Dataset items:
:::::

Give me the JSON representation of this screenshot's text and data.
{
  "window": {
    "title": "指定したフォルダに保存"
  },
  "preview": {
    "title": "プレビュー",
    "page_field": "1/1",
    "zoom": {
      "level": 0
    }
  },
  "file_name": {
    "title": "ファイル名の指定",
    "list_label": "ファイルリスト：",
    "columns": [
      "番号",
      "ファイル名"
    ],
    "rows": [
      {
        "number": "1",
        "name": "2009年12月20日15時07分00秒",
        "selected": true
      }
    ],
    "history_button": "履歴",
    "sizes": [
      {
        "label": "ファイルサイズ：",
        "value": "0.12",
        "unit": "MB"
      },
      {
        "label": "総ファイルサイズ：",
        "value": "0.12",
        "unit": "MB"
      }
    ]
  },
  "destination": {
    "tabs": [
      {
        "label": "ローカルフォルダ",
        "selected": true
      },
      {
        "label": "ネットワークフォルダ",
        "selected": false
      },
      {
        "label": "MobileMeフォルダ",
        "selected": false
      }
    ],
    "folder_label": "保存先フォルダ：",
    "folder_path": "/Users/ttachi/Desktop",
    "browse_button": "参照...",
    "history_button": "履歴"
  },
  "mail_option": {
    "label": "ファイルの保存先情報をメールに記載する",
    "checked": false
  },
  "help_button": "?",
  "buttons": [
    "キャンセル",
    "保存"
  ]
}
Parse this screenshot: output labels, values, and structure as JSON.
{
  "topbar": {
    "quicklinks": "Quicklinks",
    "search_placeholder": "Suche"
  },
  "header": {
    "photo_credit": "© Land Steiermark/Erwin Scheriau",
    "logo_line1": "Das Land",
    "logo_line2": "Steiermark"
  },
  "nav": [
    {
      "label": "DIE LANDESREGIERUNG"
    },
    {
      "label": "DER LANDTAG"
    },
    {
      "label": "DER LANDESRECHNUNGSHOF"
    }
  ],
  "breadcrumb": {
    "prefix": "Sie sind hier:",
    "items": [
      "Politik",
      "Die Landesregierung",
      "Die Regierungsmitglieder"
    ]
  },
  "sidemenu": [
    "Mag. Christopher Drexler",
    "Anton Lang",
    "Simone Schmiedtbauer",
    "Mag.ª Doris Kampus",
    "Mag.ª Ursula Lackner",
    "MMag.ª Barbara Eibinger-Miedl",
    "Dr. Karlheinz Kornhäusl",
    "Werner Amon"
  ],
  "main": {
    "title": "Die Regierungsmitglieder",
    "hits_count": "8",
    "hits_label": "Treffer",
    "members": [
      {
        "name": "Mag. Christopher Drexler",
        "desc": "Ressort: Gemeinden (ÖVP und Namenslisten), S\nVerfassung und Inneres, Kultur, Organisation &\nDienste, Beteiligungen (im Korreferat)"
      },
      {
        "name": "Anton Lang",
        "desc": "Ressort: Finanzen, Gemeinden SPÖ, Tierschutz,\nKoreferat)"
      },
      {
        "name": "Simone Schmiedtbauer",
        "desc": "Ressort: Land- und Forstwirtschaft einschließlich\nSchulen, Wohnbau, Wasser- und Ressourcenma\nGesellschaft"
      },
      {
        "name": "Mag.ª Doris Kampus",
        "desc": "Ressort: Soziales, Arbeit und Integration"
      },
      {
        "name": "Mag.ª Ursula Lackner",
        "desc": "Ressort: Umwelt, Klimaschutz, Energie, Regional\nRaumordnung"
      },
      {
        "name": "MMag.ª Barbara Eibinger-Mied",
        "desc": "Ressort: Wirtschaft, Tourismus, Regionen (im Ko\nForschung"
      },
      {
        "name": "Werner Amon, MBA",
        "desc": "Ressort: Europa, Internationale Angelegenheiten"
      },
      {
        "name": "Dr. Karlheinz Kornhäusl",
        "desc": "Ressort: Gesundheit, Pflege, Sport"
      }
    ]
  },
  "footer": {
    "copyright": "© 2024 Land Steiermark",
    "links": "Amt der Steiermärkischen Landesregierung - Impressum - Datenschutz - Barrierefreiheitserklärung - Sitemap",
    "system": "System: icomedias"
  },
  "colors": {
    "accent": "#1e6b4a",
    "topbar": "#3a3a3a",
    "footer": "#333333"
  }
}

:::::

» **TASK REQUIREMENTS**: Return all the data exactly as given.

» **EXERCISE ANSWER**:
Give me the JSON representation of this screenshot's text and data.
{
  "window": {
    "title": "指定したフォルダに保存"
  },
  "preview": {
    "title": "プレビュー",
    "page_field": "1/1",
    "zoom": {
      "level": 0
    }
  },
  "file_name": {
    "title": "ファイル名の指定",
    "list_label": "ファイルリスト：",
    "columns": [
      "番号",
      "ファイル名"
    ],
    "rows": [
      {
        "number": "1",
        "name": "2009年12月20日15時07分00秒",
        "selected": true
      }
    ],
    "history_button": "履歴",
    "sizes": [
      {
        "label": "ファイルサイズ：",
        "value": "0.12",
        "unit": "MB"
      },
      {
        "label": "総ファイルサイズ：",
        "value": "0.12",
        "unit": "MB"
      }
    ]
  },
  "destination": {
    "tabs": [
      {
        "label": "ローカルフォルダ",
        "selected": true
      },
      {
        "label": "ネットワークフォルダ",
        "selected": false
      },
      {
        "label": "MobileMeフォルダ",
        "selected": false
      }
    ],
    "folder_label": "保存先フォルダ：",
    "folder_path": "/Users/ttachi/Desktop",
    "browse_button": "参照...",
    "history_button": "履歴"
  },
  "mail_option": {
    "label": "ファイルの保存先情報をメールに記載する",
    "checked": false
  },
  "help_button": "?",
  "buttons": [
    "キャンセル",
    "保存"
  ]
}
Parse this screenshot: output labels, values, and structure as JSON.
{
  "topbar": {
    "quicklinks": "Quicklinks",
    "search_placeholder": "Suche"
  },
  "header": {
    "photo_credit": "© Land Steiermark/Erwin Scheriau",
    "logo_line1": "Das Land",
    "logo_line2": "Steiermark"
  },
  "nav": [
    {
      "label": "DIE LANDESREGIERUNG"
    },
    {
      "label": "DER LANDTAG"
    },
    {
      "label": "DER LANDESRECHNUNGSHOF"
    }
  ],
  "breadcrumb": {
    "prefix": "Sie sind hier:",
    "items": [
      "Politik",
      "Die Landesregierung",
      "Die Regierungsmitglieder"
    ]
  },
  "sidemenu": [
    "Mag. Christopher Drexler",
    "Anton Lang",
    "Simone Schmiedtbauer",
    "Mag.ª Doris Kampus",
    "Mag.ª Ursula Lackner",
    "MMag.ª Barbara Eibinger-Miedl",
    "Dr. Karlheinz Kornhäusl",
    "Werner Amon"
  ],
  "main": {
    "title": "Die Regierungsmitglieder",
    "hits_count": "8",
    "hits_label": "Treffer",
    "members": [
      {
        "name": "Mag. Christopher Drexler",
        "desc": "Ressort: Gemeinden (ÖVP und Namenslisten), S\nVerfassung und Inneres, Kultur, Organisation &\nDienste, Beteiligungen (im Korreferat)"
      },
      {
        "name": "Anton Lang",
        "desc": "Ressort: Finanzen, Gemeinden SPÖ, Tierschutz,\nKoreferat)"
      },
      {
        "name": "Simone Schmiedtbauer",
        "desc": "Ressort: Land- und Forstwirtschaft einschließlich\nSchulen, Wohnbau, Wasser- und Ressourcenma\nGesellschaft"
      },
      {
        "name": "Mag.ª Doris Kampus",
        "desc": "Ressort: Soziales, Arbeit und Integration"
      },
      {
        "name": "Mag.ª Ursula Lackner",
        "desc": "Ressort: Umwelt, Klimaschutz, Energie, Regional\nRaumordnung"
      },
      {
        "name": "MMag.ª Barbara Eibinger-Mied",
        "desc": "Ressort: Wirtschaft, Tourismus, Regionen (im Ko\nForschung"
      },
      {
        "name": "Werner Amon, MBA",
        "desc": "Ressort: Europa, Internationale Angelegenheiten"
      },
      {
        "name": "Dr. Karlheinz Kornhäusl",
        "desc": "Ressort: Gesundheit, Pflege, Sport"
      }
    ]
  },
  "footer": {
    "copyright": "© 2024 Land Steiermark",
    "links": "Amt der Steiermärkischen Landesregierung - Impressum - Datenschutz - Barrierefreiheitserklärung - Sitemap",
    "system": "System: icomedias"
  },
  "colors": {
    "accent": "#1e6b4a",
    "topbar": "#3a3a3a",
    "footer": "#333333"
  }
}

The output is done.